[Figure content listings]
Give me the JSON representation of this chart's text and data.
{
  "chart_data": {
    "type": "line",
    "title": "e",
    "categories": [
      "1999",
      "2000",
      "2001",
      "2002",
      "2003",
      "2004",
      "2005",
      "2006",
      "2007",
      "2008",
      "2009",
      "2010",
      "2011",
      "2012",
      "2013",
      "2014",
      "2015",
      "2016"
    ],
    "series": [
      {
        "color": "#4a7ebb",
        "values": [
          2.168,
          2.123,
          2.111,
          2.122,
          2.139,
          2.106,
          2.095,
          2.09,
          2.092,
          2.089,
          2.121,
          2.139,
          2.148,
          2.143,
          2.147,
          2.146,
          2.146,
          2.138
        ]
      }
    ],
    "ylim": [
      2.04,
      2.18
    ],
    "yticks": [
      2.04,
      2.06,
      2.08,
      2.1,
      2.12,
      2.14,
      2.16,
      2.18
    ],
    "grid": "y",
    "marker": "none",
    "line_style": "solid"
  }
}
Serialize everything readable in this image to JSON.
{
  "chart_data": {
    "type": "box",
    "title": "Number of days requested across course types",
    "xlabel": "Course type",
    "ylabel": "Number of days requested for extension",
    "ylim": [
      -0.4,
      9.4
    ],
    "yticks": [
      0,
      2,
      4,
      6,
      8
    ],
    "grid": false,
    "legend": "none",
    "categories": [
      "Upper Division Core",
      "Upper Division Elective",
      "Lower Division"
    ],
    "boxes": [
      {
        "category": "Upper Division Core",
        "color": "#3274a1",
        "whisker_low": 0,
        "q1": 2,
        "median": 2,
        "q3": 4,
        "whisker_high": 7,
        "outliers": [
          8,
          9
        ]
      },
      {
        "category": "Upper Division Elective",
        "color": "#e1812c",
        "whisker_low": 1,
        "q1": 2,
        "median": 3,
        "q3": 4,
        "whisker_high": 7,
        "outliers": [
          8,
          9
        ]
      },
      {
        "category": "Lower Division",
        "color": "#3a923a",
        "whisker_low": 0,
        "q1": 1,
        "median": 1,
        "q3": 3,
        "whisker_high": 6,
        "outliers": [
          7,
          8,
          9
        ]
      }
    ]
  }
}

● **Short task**: Scan the data above and copy every line with "days" in it.

● **Response to this task**:
    "title": "Number of days requested across course types",
    "ylabel": "Number of days requested for extension",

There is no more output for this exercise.